#### [Recorded data]

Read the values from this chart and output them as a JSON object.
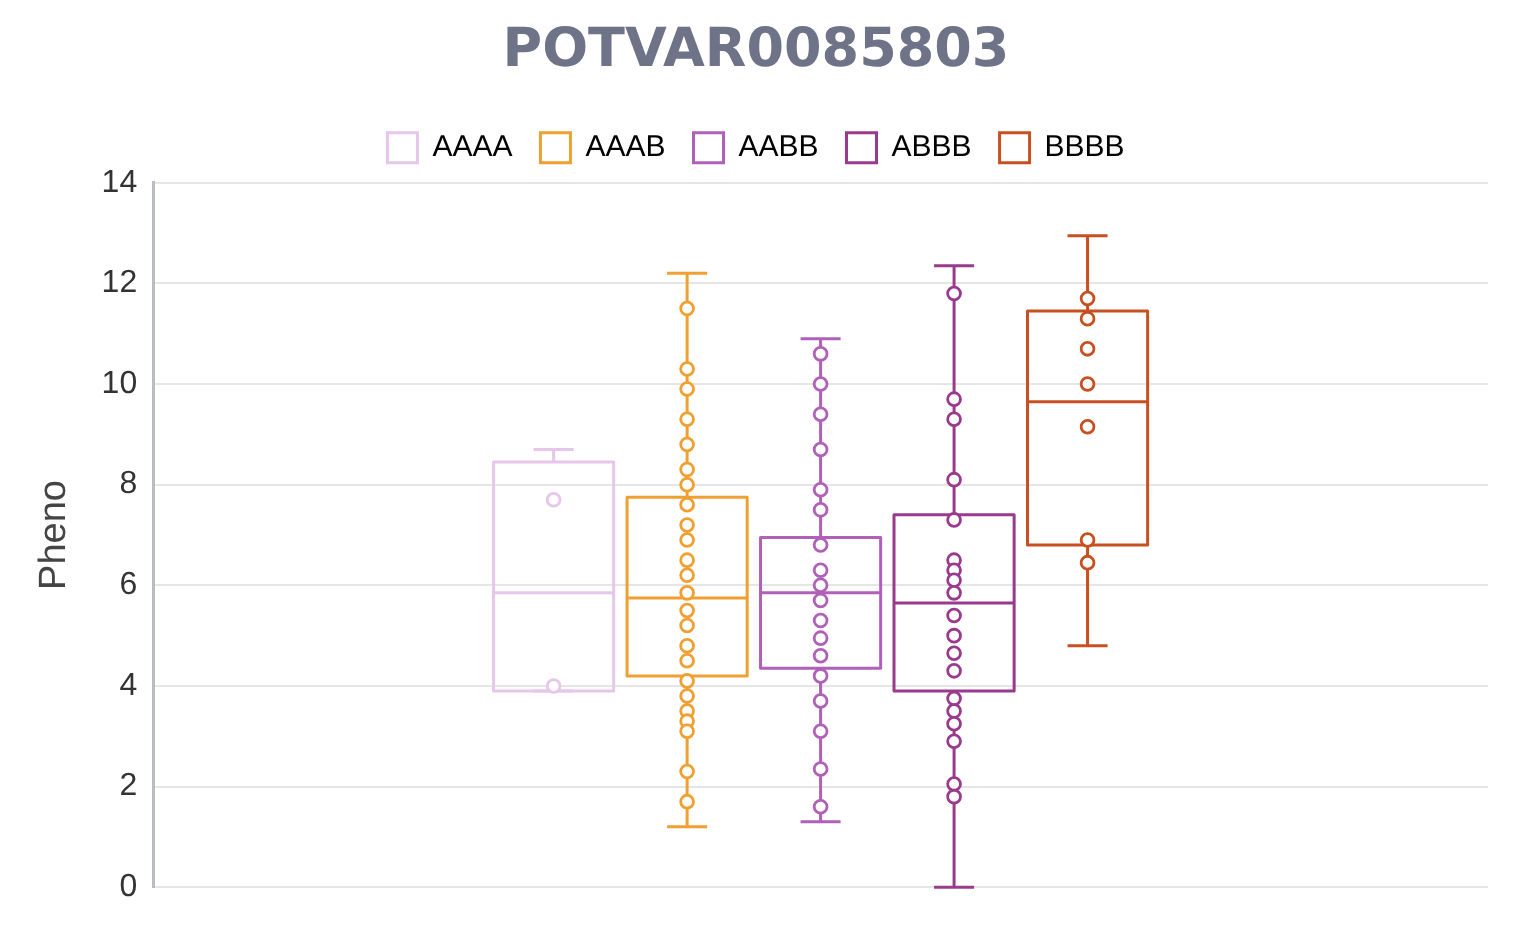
{
  "chart_data": {
    "type": "box",
    "title": "POTVAR0085803",
    "ylabel": "Pheno",
    "categories": [
      null
    ],
    "ylim": [
      0,
      14
    ],
    "yticks": [
      0,
      2,
      4,
      6,
      8,
      10,
      12,
      14
    ],
    "grid": "y",
    "legend": "top",
    "marker": "circle",
    "series": [
      {
        "name": "AAAA",
        "color": "#e6c6ea",
        "boxes": [
          {
            "low": 3.9,
            "q1": 3.9,
            "median": 5.85,
            "q3": 8.45,
            "high": 8.7,
            "outliers": [
              7.7,
              4.0
            ]
          }
        ]
      },
      {
        "name": "AAAB",
        "color": "#f0a030",
        "boxes": [
          {
            "low": 1.2,
            "q1": 4.2,
            "median": 5.75,
            "q3": 7.75,
            "high": 12.2,
            "outliers": [
              11.5,
              10.3,
              9.9,
              9.3,
              8.8,
              8.3,
              8.0,
              7.6,
              7.2,
              6.9,
              6.5,
              6.2,
              5.85,
              5.5,
              5.2,
              4.8,
              4.5,
              4.1,
              3.8,
              3.5,
              3.3,
              3.1,
              2.3,
              1.7
            ]
          }
        ]
      },
      {
        "name": "AABB",
        "color": "#b060b8",
        "boxes": [
          {
            "low": 1.3,
            "q1": 4.35,
            "median": 5.85,
            "q3": 6.95,
            "high": 10.9,
            "outliers": [
              10.6,
              10.0,
              9.4,
              8.7,
              7.9,
              7.5,
              6.8,
              6.3,
              6.0,
              5.7,
              5.3,
              4.95,
              4.6,
              4.2,
              3.7,
              3.1,
              2.35,
              1.6
            ]
          }
        ]
      },
      {
        "name": "ABBB",
        "color": "#9a3a8c",
        "boxes": [
          {
            "low": 0,
            "q1": 3.9,
            "median": 5.65,
            "q3": 7.4,
            "high": 12.35,
            "outliers": [
              11.8,
              9.7,
              9.3,
              8.1,
              7.3,
              6.5,
              6.3,
              6.1,
              5.85,
              5.4,
              5.0,
              4.65,
              4.3,
              3.75,
              3.5,
              3.25,
              2.9,
              2.05,
              1.8
            ]
          }
        ]
      },
      {
        "name": "BBBB",
        "color": "#c85020",
        "boxes": [
          {
            "low": 4.8,
            "q1": 6.8,
            "median": 9.65,
            "q3": 11.45,
            "high": 12.95,
            "outliers": [
              11.7,
              11.3,
              10.7,
              10.0,
              9.15,
              6.9,
              6.45
            ]
          }
        ]
      }
    ]
  }
}
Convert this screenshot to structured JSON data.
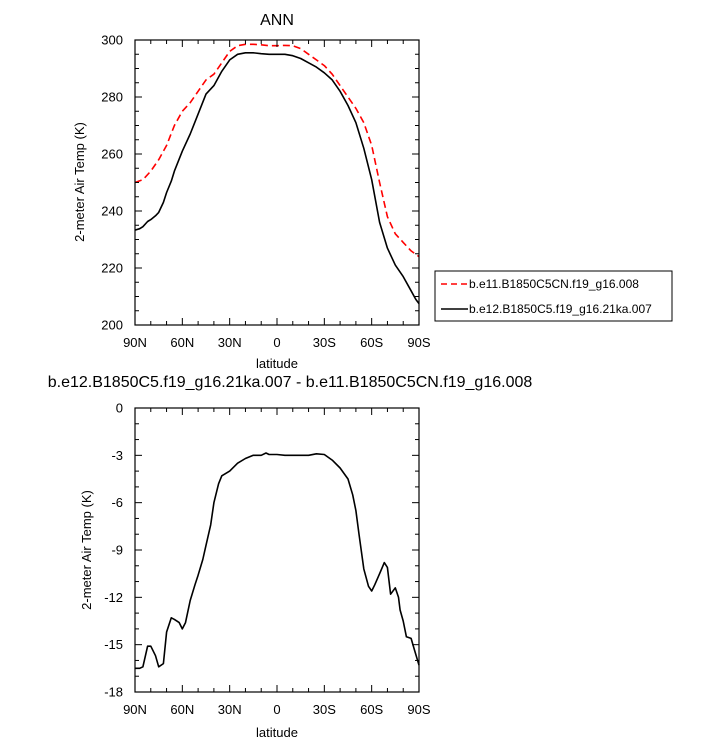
{
  "chart_data": [
    {
      "type": "line",
      "title": "ANN",
      "xlabel": "latitude",
      "ylabel": "2-meter Air Temp (K)",
      "x_tick_labels": [
        "90N",
        "60N",
        "30N",
        "0",
        "30S",
        "60S",
        "90S"
      ],
      "y_tick_labels": [
        "200",
        "220",
        "240",
        "260",
        "280",
        "300"
      ],
      "xlim": [
        90,
        -90
      ],
      "ylim": [
        200,
        300
      ],
      "legend_position": "right",
      "series": [
        {
          "name": "b.e11.B1850C5CN.f19_g16.008",
          "color": "#ff0000",
          "dash": "dashed",
          "x": [
            90,
            85,
            80,
            75,
            70,
            65,
            60,
            55,
            50,
            45,
            40,
            35,
            30,
            25,
            20,
            15,
            10,
            5,
            0,
            -5,
            -10,
            -15,
            -20,
            -25,
            -30,
            -35,
            -40,
            -45,
            -50,
            -55,
            -60,
            -65,
            -70,
            -75,
            -80,
            -85,
            -90
          ],
          "y": [
            250,
            251,
            254,
            258,
            263,
            270,
            275,
            278,
            282,
            286,
            288,
            292,
            296,
            298,
            298.5,
            298.5,
            298.3,
            298,
            298,
            298.1,
            298,
            297,
            295,
            293,
            291,
            288,
            284,
            280,
            276,
            271,
            263,
            250,
            238,
            232,
            229,
            226,
            224
          ]
        },
        {
          "name": "b.e12.B1850C5.f19_g16.21ka.007",
          "color": "#000000",
          "dash": "solid",
          "x": [
            90,
            87,
            85,
            82,
            80,
            77,
            75,
            72,
            70,
            67,
            65,
            60,
            55,
            50,
            45,
            40,
            35,
            30,
            25,
            20,
            15,
            10,
            5,
            0,
            -5,
            -10,
            -15,
            -20,
            -25,
            -30,
            -35,
            -40,
            -45,
            -50,
            -55,
            -60,
            -65,
            -70,
            -75,
            -80,
            -85,
            -88,
            -90
          ],
          "y": [
            233.3,
            233.8,
            234.5,
            236.3,
            237,
            238.3,
            239.5,
            243,
            246.5,
            250.5,
            254,
            261,
            267,
            274,
            281,
            284,
            289,
            293,
            295,
            295.5,
            295.5,
            295.2,
            295,
            295,
            295,
            294.5,
            293.5,
            292,
            290.5,
            288.5,
            286,
            282,
            277,
            271,
            262,
            251,
            236,
            227,
            221,
            217,
            212,
            209,
            207.5
          ]
        }
      ]
    },
    {
      "type": "line",
      "title": "b.e12.B1850C5.f19_g16.21ka.007 - b.e11.B1850C5CN.f19_g16.008",
      "xlabel": "latitude",
      "ylabel": "2-meter Air Temp (K)",
      "x_tick_labels": [
        "90N",
        "60N",
        "30N",
        "0",
        "30S",
        "60S",
        "90S"
      ],
      "y_tick_labels": [
        "0",
        "-3",
        "-6",
        "-9",
        "-12",
        "-15",
        "-18"
      ],
      "xlim": [
        90,
        -90
      ],
      "ylim": [
        -18,
        0
      ],
      "series": [
        {
          "color": "#000000",
          "dash": "solid",
          "x": [
            90,
            87,
            85,
            82,
            80,
            77,
            75,
            72,
            70,
            67,
            65,
            62,
            60,
            58,
            55,
            52,
            50,
            47,
            45,
            42,
            40,
            37,
            35,
            30,
            25,
            20,
            15,
            10,
            7,
            5,
            0,
            -5,
            -10,
            -15,
            -20,
            -25,
            -30,
            -35,
            -40,
            -45,
            -48,
            -50,
            -52,
            -55,
            -58,
            -60,
            -62,
            -65,
            -68,
            -70,
            -72,
            -75,
            -77,
            -78,
            -80,
            -82,
            -85,
            -87,
            -90
          ],
          "y": [
            -16.5,
            -16.5,
            -16.4,
            -15.1,
            -15.1,
            -15.7,
            -16.4,
            -16.2,
            -14.2,
            -13.3,
            -13.4,
            -13.6,
            -14,
            -13.6,
            -12.2,
            -11.2,
            -10.6,
            -9.6,
            -8.7,
            -7.4,
            -6,
            -4.8,
            -4.3,
            -4,
            -3.5,
            -3.2,
            -3,
            -3,
            -2.85,
            -2.95,
            -2.95,
            -3,
            -3,
            -3,
            -3,
            -2.9,
            -2.95,
            -3.3,
            -3.8,
            -4.5,
            -5.5,
            -6.5,
            -8,
            -10.2,
            -11.3,
            -11.6,
            -11.2,
            -10.5,
            -9.8,
            -10.1,
            -11.8,
            -11.4,
            -12,
            -12.8,
            -13.5,
            -14.5,
            -14.6,
            -15.3,
            -16.3
          ]
        }
      ]
    }
  ]
}
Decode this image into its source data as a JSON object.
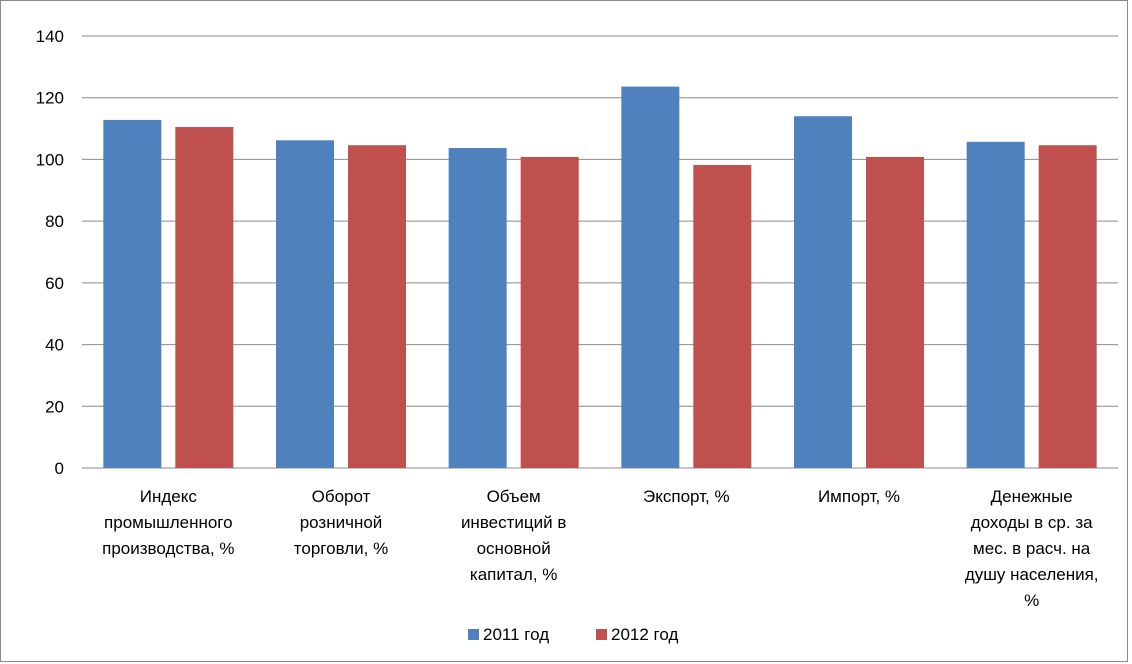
{
  "chart_data": {
    "type": "bar",
    "categories": [
      [
        "Индекс",
        "промышленного",
        "производства, %"
      ],
      [
        "Оборот",
        "розничной",
        "торговли, %"
      ],
      [
        "Объем",
        "инвестиций в",
        "основной",
        "капитал, %"
      ],
      [
        "Экспорт, %"
      ],
      [
        "Импорт, %"
      ],
      [
        "Денежные",
        "доходы в ср. за",
        "мес. в расч. на",
        "душу населения,",
        "%"
      ]
    ],
    "series": [
      {
        "name": "2011 год",
        "color": "#4f81bd",
        "values": [
          112.8,
          106.2,
          103.7,
          123.6,
          114.0,
          105.7
        ]
      },
      {
        "name": "2012 год",
        "color": "#c0504d",
        "values": [
          110.5,
          104.6,
          100.8,
          98.2,
          100.8,
          104.6
        ]
      }
    ],
    "yticks": [
      0,
      20,
      40,
      60,
      80,
      100,
      120,
      140
    ],
    "ylim": [
      0,
      140
    ],
    "grid": true,
    "legend": "bottom"
  }
}
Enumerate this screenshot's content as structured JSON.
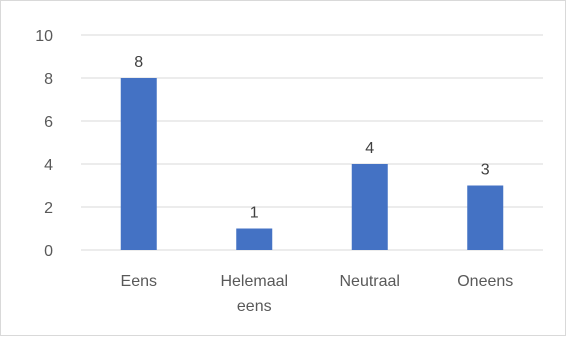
{
  "chart_data": {
    "type": "bar",
    "categories": [
      [
        "Eens"
      ],
      [
        "Helemaal",
        "eens"
      ],
      [
        "Neutraal"
      ],
      [
        "Oneens"
      ]
    ],
    "values": [
      8,
      1,
      4,
      3
    ],
    "yticks": [
      0,
      2,
      4,
      6,
      8,
      10
    ],
    "ylim": [
      0,
      10
    ],
    "title": "",
    "xlabel": "",
    "ylabel": "",
    "grid": true,
    "legend": "none",
    "bar_color": "#4472c4",
    "grid_color": "#d9d9d9",
    "data_labels": true
  }
}
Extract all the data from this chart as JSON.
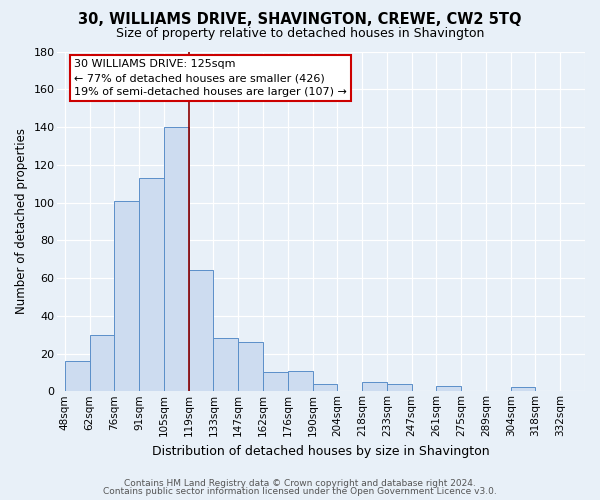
{
  "title": "30, WILLIAMS DRIVE, SHAVINGTON, CREWE, CW2 5TQ",
  "subtitle": "Size of property relative to detached houses in Shavington",
  "xlabel": "Distribution of detached houses by size in Shavington",
  "ylabel": "Number of detached properties",
  "bin_labels": [
    "48sqm",
    "62sqm",
    "76sqm",
    "91sqm",
    "105sqm",
    "119sqm",
    "133sqm",
    "147sqm",
    "162sqm",
    "176sqm",
    "190sqm",
    "204sqm",
    "218sqm",
    "233sqm",
    "247sqm",
    "261sqm",
    "275sqm",
    "289sqm",
    "304sqm",
    "318sqm",
    "332sqm"
  ],
  "bar_heights": [
    16,
    30,
    101,
    113,
    140,
    64,
    28,
    26,
    10,
    11,
    4,
    0,
    5,
    4,
    0,
    3,
    0,
    0,
    2,
    0,
    0
  ],
  "bar_color": "#cddcf0",
  "bar_edge_color": "#5b8fc9",
  "vline_x": 5,
  "vline_color": "#8b0000",
  "annotation_line1": "30 WILLIAMS DRIVE: 125sqm",
  "annotation_line2": "← 77% of detached houses are smaller (426)",
  "annotation_line3": "19% of semi-detached houses are larger (107) →",
  "annotation_box_color": "#ffffff",
  "annotation_box_edge_color": "#cc0000",
  "ylim": [
    0,
    180
  ],
  "yticks": [
    0,
    20,
    40,
    60,
    80,
    100,
    120,
    140,
    160,
    180
  ],
  "footer1": "Contains HM Land Registry data © Crown copyright and database right 2024.",
  "footer2": "Contains public sector information licensed under the Open Government Licence v3.0.",
  "bg_color": "#e8f0f8",
  "plot_bg_color": "#e8f0f8",
  "title_fontsize": 10.5,
  "subtitle_fontsize": 9,
  "ylabel_fontsize": 8.5,
  "xlabel_fontsize": 9,
  "tick_fontsize": 7.5,
  "footer_fontsize": 6.5
}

#### [What this task involves]
Within the listing above, find every line containing the string "name" and return it.

#### [Written solution]
        "name": "AAAA",
        "name": "AAAB",
        "name": "AABB",
        "name": "ABBB",
        "name": "BBBB",
          "name": "b.e11.B1850C5CN.f19_g16.008",
          "name": "b.e12.B1850C5.f19_g16.21ka.007",
        "name": "2011 год",
        "name": "2012 год",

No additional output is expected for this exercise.